- _Task_:
Restate each of the lines below word for word and drop every picture.
-------- Entries shown --------
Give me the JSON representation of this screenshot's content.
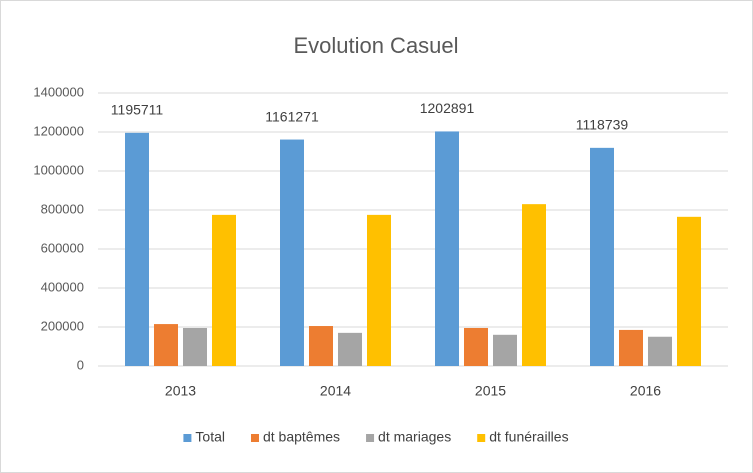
{
  "chart_data": {
    "type": "bar",
    "title": "Evolution Casuel",
    "categories": [
      "2013",
      "2014",
      "2015",
      "2016"
    ],
    "series": [
      {
        "name": "Total",
        "color": "#5b9bd5",
        "values": [
          1195711,
          1161271,
          1202891,
          1118739
        ],
        "data_labels": true
      },
      {
        "name": "dt baptêmes",
        "color": "#ed7d31",
        "values": [
          215000,
          205000,
          195000,
          185000
        ]
      },
      {
        "name": "dt mariages",
        "color": "#a5a5a5",
        "values": [
          195000,
          170000,
          160000,
          150000
        ]
      },
      {
        "name": "dt funérailles",
        "color": "#ffc000",
        "values": [
          775000,
          775000,
          830000,
          765000
        ]
      }
    ],
    "ylim": [
      0,
      1400000
    ],
    "yticks": [
      0,
      200000,
      400000,
      600000,
      800000,
      1000000,
      1200000,
      1400000
    ],
    "grid": true,
    "legend": "bottom"
  }
}
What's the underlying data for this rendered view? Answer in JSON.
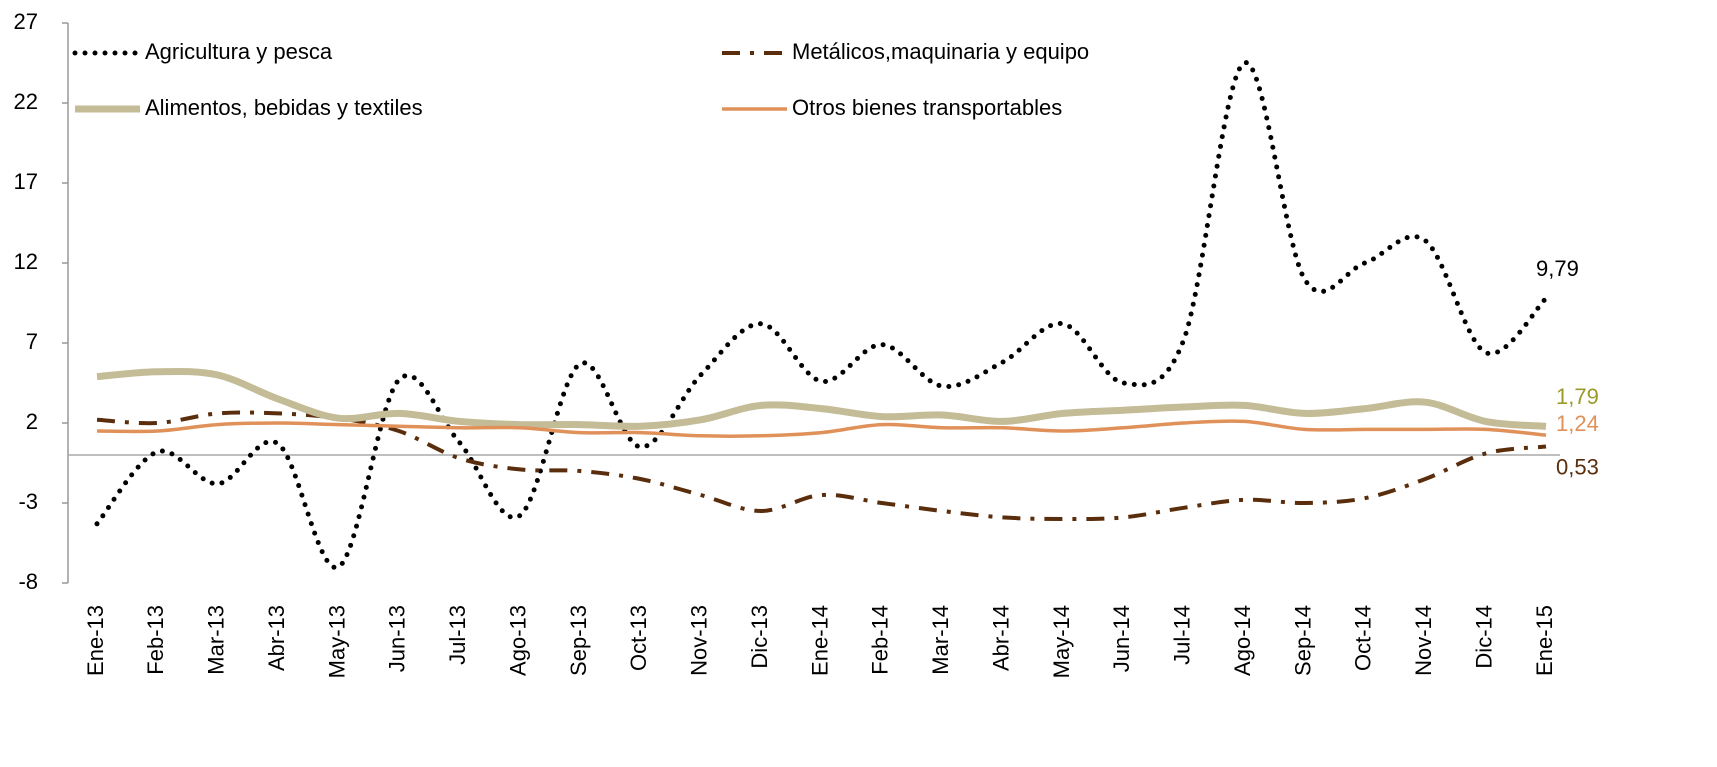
{
  "chart_data": {
    "type": "line",
    "categories": [
      "Ene-13",
      "Feb-13",
      "Mar-13",
      "Abr-13",
      "May-13",
      "Jun-13",
      "Jul-13",
      "Ago-13",
      "Sep-13",
      "Oct-13",
      "Nov-13",
      "Dic-13",
      "Ene-14",
      "Feb-14",
      "Mar-14",
      "Abr-14",
      "May-14",
      "Jun-14",
      "Jul-14",
      "Ago-14",
      "Sep-14",
      "Oct-14",
      "Nov-14",
      "Dic-14",
      "Ene-15"
    ],
    "ylim": [
      -8,
      27
    ],
    "yticks": [
      -8,
      -3,
      2,
      7,
      12,
      17,
      22,
      27
    ],
    "legend": "top",
    "smooth": true,
    "series": [
      {
        "name": "Agricultura y pesca",
        "color": "#000000",
        "style": "dotted",
        "label_color": "#000000",
        "values": [
          -4.3,
          0.2,
          -1.8,
          0.7,
          -7,
          4.7,
          0.8,
          -3.8,
          5.7,
          0.5,
          5,
          8.2,
          4.6,
          6.9,
          4.3,
          5.8,
          8.2,
          4.5,
          7.2,
          24.5,
          11,
          12,
          13.4,
          6.4,
          9.79
        ],
        "value_labels": [
          null,
          null,
          null,
          null,
          null,
          null,
          null,
          null,
          null,
          null,
          null,
          null,
          null,
          null,
          null,
          null,
          null,
          null,
          null,
          null,
          null,
          null,
          null,
          null,
          "9,79"
        ]
      },
      {
        "name": "Metálicos,maquinaria y equipo",
        "color": "#5a2d0c",
        "style": "dashdot",
        "label_color": "#5a2d0c",
        "values": [
          2.2,
          2.0,
          2.6,
          2.6,
          2.3,
          1.5,
          -0.2,
          -0.9,
          -1.0,
          -1.5,
          -2.5,
          -3.5,
          -2.5,
          -3.0,
          -3.5,
          -3.9,
          -4.0,
          -3.9,
          -3.3,
          -2.8,
          -3.0,
          -2.7,
          -1.5,
          0.1,
          0.53
        ],
        "value_labels": [
          null,
          null,
          null,
          null,
          null,
          null,
          null,
          null,
          null,
          null,
          null,
          null,
          null,
          null,
          null,
          null,
          null,
          null,
          null,
          null,
          null,
          null,
          null,
          null,
          "0,53"
        ]
      },
      {
        "name": "Alimentos, bebidas y textiles",
        "color": "#c4bc96",
        "style": "thick",
        "label_color": "#9a9a2a",
        "values": [
          4.9,
          5.2,
          5.0,
          3.5,
          2.3,
          2.6,
          2.1,
          1.9,
          1.9,
          1.8,
          2.2,
          3.1,
          2.9,
          2.4,
          2.5,
          2.1,
          2.6,
          2.8,
          3.0,
          3.1,
          2.6,
          2.9,
          3.3,
          2.1,
          1.79
        ],
        "value_labels": [
          null,
          null,
          null,
          null,
          null,
          null,
          null,
          null,
          null,
          null,
          null,
          null,
          null,
          null,
          null,
          null,
          null,
          null,
          null,
          null,
          null,
          null,
          null,
          null,
          "1,79"
        ]
      },
      {
        "name": "Otros bienes transportables",
        "color": "#e0915a",
        "style": "solid",
        "label_color": "#e0915a",
        "values": [
          1.5,
          1.5,
          1.9,
          2.0,
          1.9,
          1.8,
          1.7,
          1.7,
          1.4,
          1.4,
          1.2,
          1.2,
          1.4,
          1.9,
          1.7,
          1.7,
          1.5,
          1.7,
          2.0,
          2.1,
          1.6,
          1.6,
          1.6,
          1.6,
          1.24
        ],
        "value_labels": [
          null,
          null,
          null,
          null,
          null,
          null,
          null,
          null,
          null,
          null,
          null,
          null,
          null,
          null,
          null,
          null,
          null,
          null,
          null,
          null,
          null,
          null,
          null,
          null,
          "1,24"
        ]
      }
    ]
  }
}
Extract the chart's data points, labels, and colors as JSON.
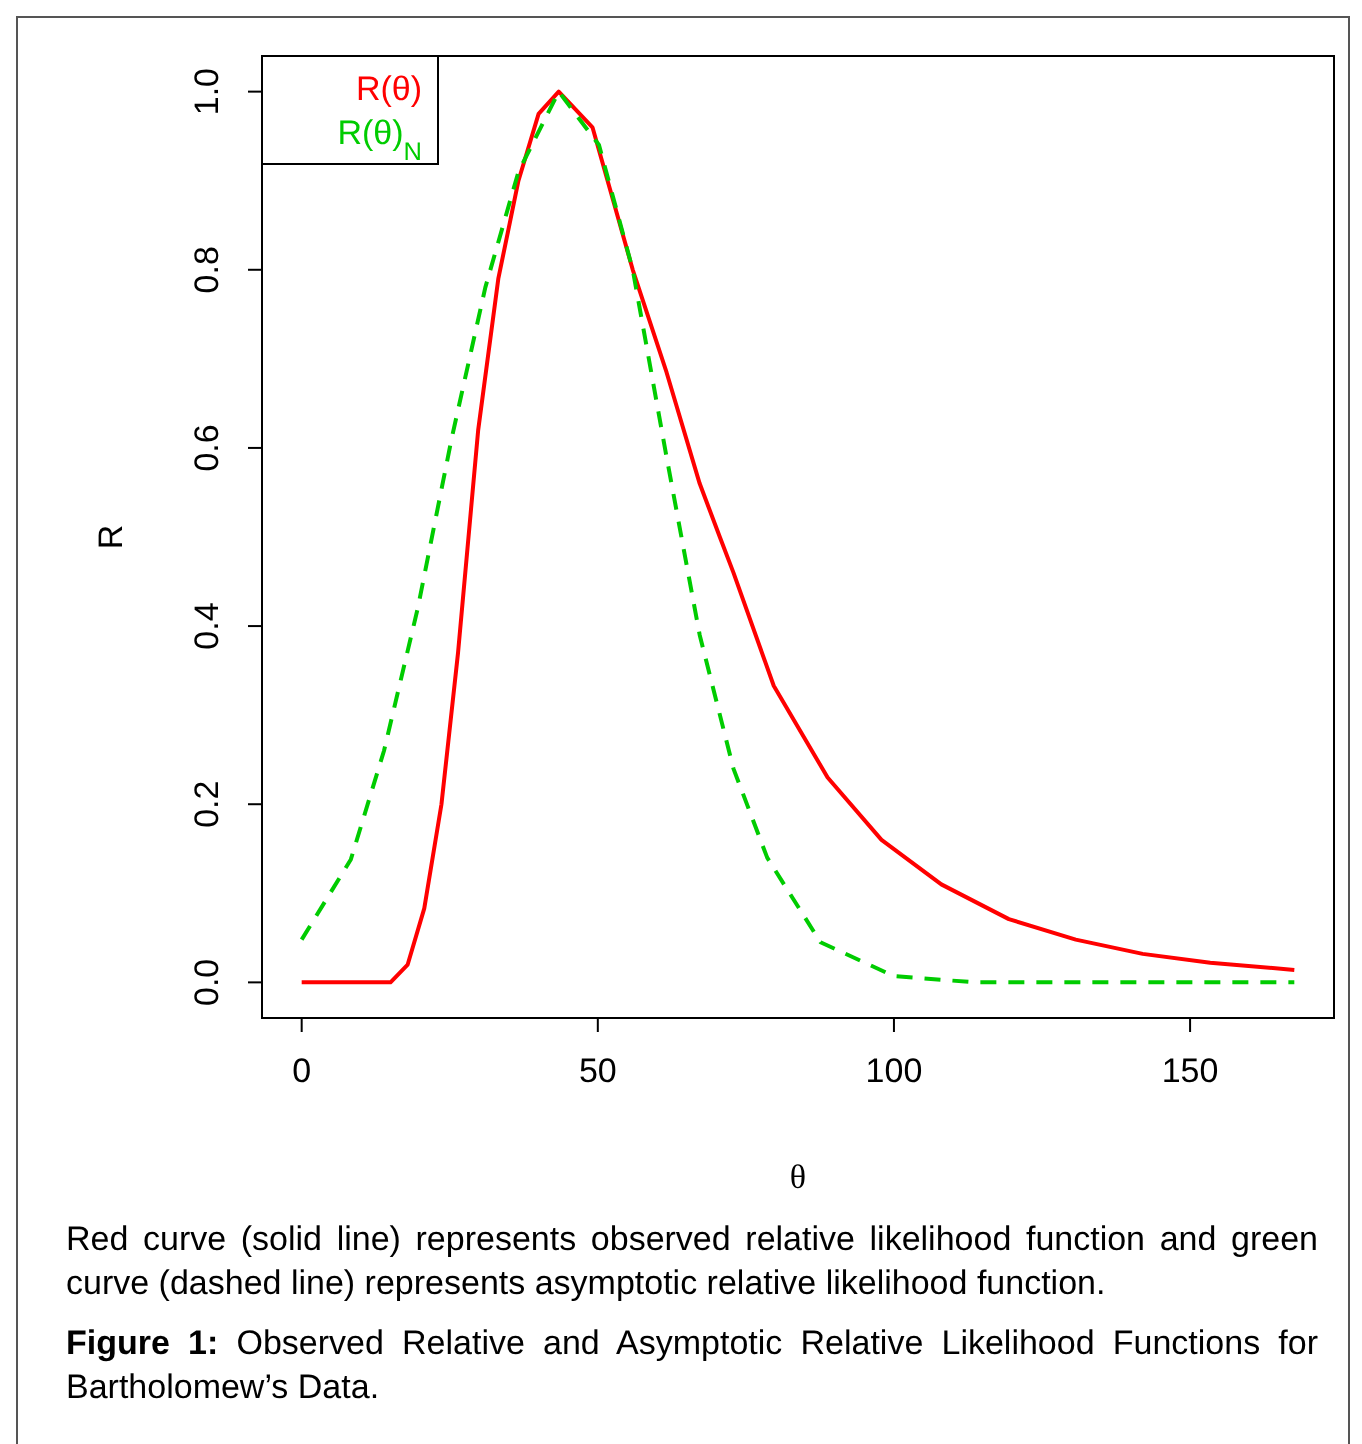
{
  "chart_data": {
    "type": "line",
    "xlabel": "θ",
    "ylabel": "R",
    "xlim": [
      -6.7,
      174.3
    ],
    "ylim": [
      -0.04,
      1.04
    ],
    "xticks": [
      0,
      50,
      100,
      150
    ],
    "yticks": [
      {
        "value": 0,
        "label": "0.0"
      },
      {
        "value": 0.2,
        "label": "0.2"
      },
      {
        "value": 0.4,
        "label": "0.4"
      },
      {
        "value": 0.6,
        "label": "0.6"
      },
      {
        "value": 0.8,
        "label": "0.8"
      },
      {
        "value": 1,
        "label": "1.0"
      }
    ],
    "legend": "top left",
    "grid": false,
    "series": [
      {
        "name": "R(θ)",
        "color": "#ff0000",
        "line_style": "solid",
        "x": [
          0,
          12.6,
          15,
          17.9,
          20.7,
          23.6,
          26.4,
          29.8,
          33.2,
          36.6,
          40,
          43.4,
          49.1,
          55.9,
          61.6,
          67.2,
          70.6,
          72.9,
          79.7,
          88.8,
          97.9,
          108,
          119.4,
          130.7,
          142,
          153.4,
          167.6
        ],
        "values": [
          0,
          0,
          0,
          0.02,
          0.083,
          0.2,
          0.37,
          0.62,
          0.79,
          0.9,
          0.975,
          1,
          0.96,
          0.8,
          0.685,
          0.56,
          0.5,
          0.46,
          0.333,
          0.23,
          0.16,
          0.11,
          0.071,
          0.048,
          0.032,
          0.022,
          0.014
        ]
      },
      {
        "name": "R(θ)$_{N}$",
        "color": "#00cc00",
        "line_style": "dashed",
        "x": [
          0,
          8.3,
          13.9,
          19.6,
          25.3,
          31,
          36.6,
          43.4,
          50.2,
          55.9,
          61.6,
          67.2,
          72.9,
          78.6,
          87.6,
          100,
          113.7,
          167.6
        ],
        "values": [
          0.048,
          0.138,
          0.26,
          0.42,
          0.61,
          0.78,
          0.91,
          1,
          0.94,
          0.8,
          0.59,
          0.39,
          0.24,
          0.14,
          0.045,
          0.007,
          0,
          0
        ]
      }
    ],
    "annotations": [
      "Red curve (solid line) represents observed relative likelihood function and green curve (dashed line) represents asymptotic relative likelihood function.",
      "Figure 1: Observed Relative and Asymptotic Relative Likelihood Functions for Bartholomew’s Data."
    ]
  }
}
--------
- _Solution_:
Give me the JSON representation of this screenshot's content.
{
  "chart_data": {
    "type": "bar",
    "title": "Evolution Casuel",
    "categories": [
      "2013",
      "2014",
      "2015",
      "2016"
    ],
    "series": [
      {
        "name": "Total",
        "color": "#5b9bd5",
        "values": [
          1195711,
          1161271,
          1202891,
          1118739
        ],
        "data_labels": true
      },
      {
        "name": "dt baptêmes",
        "color": "#ed7d31",
        "values": [
          215000,
          205000,
          195000,
          185000
        ]
      },
      {
        "name": "dt mariages",
        "color": "#a5a5a5",
        "values": [
          195000,
          170000,
          160000,
          150000
        ]
      },
      {
        "name": "dt funérailles",
        "color": "#ffc000",
        "values": [
          775000,
          775000,
          830000,
          765000
        ]
      }
    ],
    "ylim": [
      0,
      1400000
    ],
    "yticks": [
      0,
      200000,
      400000,
      600000,
      800000,
      1000000,
      1200000,
      1400000
    ],
    "grid": true,
    "legend": "bottom"
  }
}
What's the underlying data for this rendered view? Answer in JSON.
{
  "chart_data": {
    "type": "line",
    "categories": [
      "Ene-13",
      "Feb-13",
      "Mar-13",
      "Abr-13",
      "May-13",
      "Jun-13",
      "Jul-13",
      "Ago-13",
      "Sep-13",
      "Oct-13",
      "Nov-13",
      "Dic-13",
      "Ene-14",
      "Feb-14",
      "Mar-14",
      "Abr-14",
      "May-14",
      "Jun-14",
      "Jul-14",
      "Ago-14",
      "Sep-14",
      "Oct-14",
      "Nov-14",
      "Dic-14",
      "Ene-15"
    ],
    "ylim": [
      -8,
      27
    ],
    "yticks": [
      -8,
      -3,
      2,
      7,
      12,
      17,
      22,
      27
    ],
    "legend": "top",
    "smooth": true,
    "series": [
      {
        "name": "Agricultura y pesca",
        "color": "#000000",
        "style": "dotted",
        "label_color": "#000000",
        "values": [
          -4.3,
          0.2,
          -1.8,
          0.7,
          -7,
          4.7,
          0.8,
          -3.8,
          5.7,
          0.5,
          5,
          8.2,
          4.6,
          6.9,
          4.3,
          5.8,
          8.2,
          4.5,
          7.2,
          24.5,
          11,
          12,
          13.4,
          6.4,
          9.79
        ],
        "value_labels": [
          null,
          null,
          null,
          null,
          null,
          null,
          null,
          null,
          null,
          null,
          null,
          null,
          null,
          null,
          null,
          null,
          null,
          null,
          null,
          null,
          null,
          null,
          null,
          null,
          "9,79"
        ]
      },
      {
        "name": "Metálicos,maquinaria y equipo",
        "color": "#5a2d0c",
        "style": "dashdot",
        "label_color": "#5a2d0c",
        "values": [
          2.2,
          2.0,
          2.6,
          2.6,
          2.3,
          1.5,
          -0.2,
          -0.9,
          -1.0,
          -1.5,
          -2.5,
          -3.5,
          -2.5,
          -3.0,
          -3.5,
          -3.9,
          -4.0,
          -3.9,
          -3.3,
          -2.8,
          -3.0,
          -2.7,
          -1.5,
          0.1,
          0.53
        ],
        "value_labels": [
          null,
          null,
          null,
          null,
          null,
          null,
          null,
          null,
          null,
          null,
          null,
          null,
          null,
          null,
          null,
          null,
          null,
          null,
          null,
          null,
          null,
          null,
          null,
          null,
          "0,53"
        ]
      },
      {
        "name": "Alimentos, bebidas y textiles",
        "color": "#c4bc96",
        "style": "thick",
        "label_color": "#9a9a2a",
        "values": [
          4.9,
          5.2,
          5.0,
          3.5,
          2.3,
          2.6,
          2.1,
          1.9,
          1.9,
          1.8,
          2.2,
          3.1,
          2.9,
          2.4,
          2.5,
          2.1,
          2.6,
          2.8,
          3.0,
          3.1,
          2.6,
          2.9,
          3.3,
          2.1,
          1.79
        ],
        "value_labels": [
          null,
          null,
          null,
          null,
          null,
          null,
          null,
          null,
          null,
          null,
          null,
          null,
          null,
          null,
          null,
          null,
          null,
          null,
          null,
          null,
          null,
          null,
          null,
          null,
          "1,79"
        ]
      },
      {
        "name": "Otros bienes transportables",
        "color": "#e0915a",
        "style": "solid",
        "label_color": "#e0915a",
        "values": [
          1.5,
          1.5,
          1.9,
          2.0,
          1.9,
          1.8,
          1.7,
          1.7,
          1.4,
          1.4,
          1.2,
          1.2,
          1.4,
          1.9,
          1.7,
          1.7,
          1.5,
          1.7,
          2.0,
          2.1,
          1.6,
          1.6,
          1.6,
          1.6,
          1.24
        ],
        "value_labels": [
          null,
          null,
          null,
          null,
          null,
          null,
          null,
          null,
          null,
          null,
          null,
          null,
          null,
          null,
          null,
          null,
          null,
          null,
          null,
          null,
          null,
          null,
          null,
          null,
          "1,24"
        ]
      }
    ]
  }
}
Extract the chart's data points, labels, and colors as JSON.
{
  "chart_data": {
    "type": "line",
    "xlabel": "θ",
    "ylabel": "R",
    "xlim": [
      -6.7,
      174.3
    ],
    "ylim": [
      -0.04,
      1.04
    ],
    "xticks": [
      0,
      50,
      100,
      150
    ],
    "yticks": [
      {
        "value": 0,
        "label": "0.0"
      },
      {
        "value": 0.2,
        "label": "0.2"
      },
      {
        "value": 0.4,
        "label": "0.4"
      },
      {
        "value": 0.6,
        "label": "0.6"
      },
      {
        "value": 0.8,
        "label": "0.8"
      },
      {
        "value": 1,
        "label": "1.0"
      }
    ],
    "legend": "top left",
    "grid": false,
    "series": [
      {
        "name": "R(θ)",
        "color": "#ff0000",
        "line_style": "solid",
        "x": [
          0,
          12.6,
          15,
          17.9,
          20.7,
          23.6,
          26.4,
          29.8,
          33.2,
          36.6,
          40,
          43.4,
          49.1,
          55.9,
          61.6,
          67.2,
          70.6,
          72.9,
          79.7,
          88.8,
          97.9,
          108,
          119.4,
          130.7,
          142,
          153.4,
          167.6
        ],
        "values": [
          0,
          0,
          0,
          0.02,
          0.083,
          0.2,
          0.37,
          0.62,
          0.79,
          0.9,
          0.975,
          1,
          0.96,
          0.8,
          0.685,
          0.56,
          0.5,
          0.46,
          0.333,
          0.23,
          0.16,
          0.11,
          0.071,
          0.048,
          0.032,
          0.022,
          0.014
        ]
      },
      {
        "name": "R(θ)$_{N}$",
        "color": "#00cc00",
        "line_style": "dashed",
        "x": [
          0,
          8.3,
          13.9,
          19.6,
          25.3,
          31,
          36.6,
          43.4,
          50.2,
          55.9,
          61.6,
          67.2,
          72.9,
          78.6,
          87.6,
          100,
          113.7,
          167.6
        ],
        "values": [
          0.048,
          0.138,
          0.26,
          0.42,
          0.61,
          0.78,
          0.91,
          1,
          0.94,
          0.8,
          0.59,
          0.39,
          0.24,
          0.14,
          0.045,
          0.007,
          0,
          0
        ]
      }
    ],
    "annotations": [
      "Red curve (solid line) represents observed relative likelihood function and green curve (dashed line) represents asymptotic relative likelihood function.",
      "Figure 1: Observed Relative and Asymptotic Relative Likelihood Functions for Bartholomew’s Data."
    ]
  }
}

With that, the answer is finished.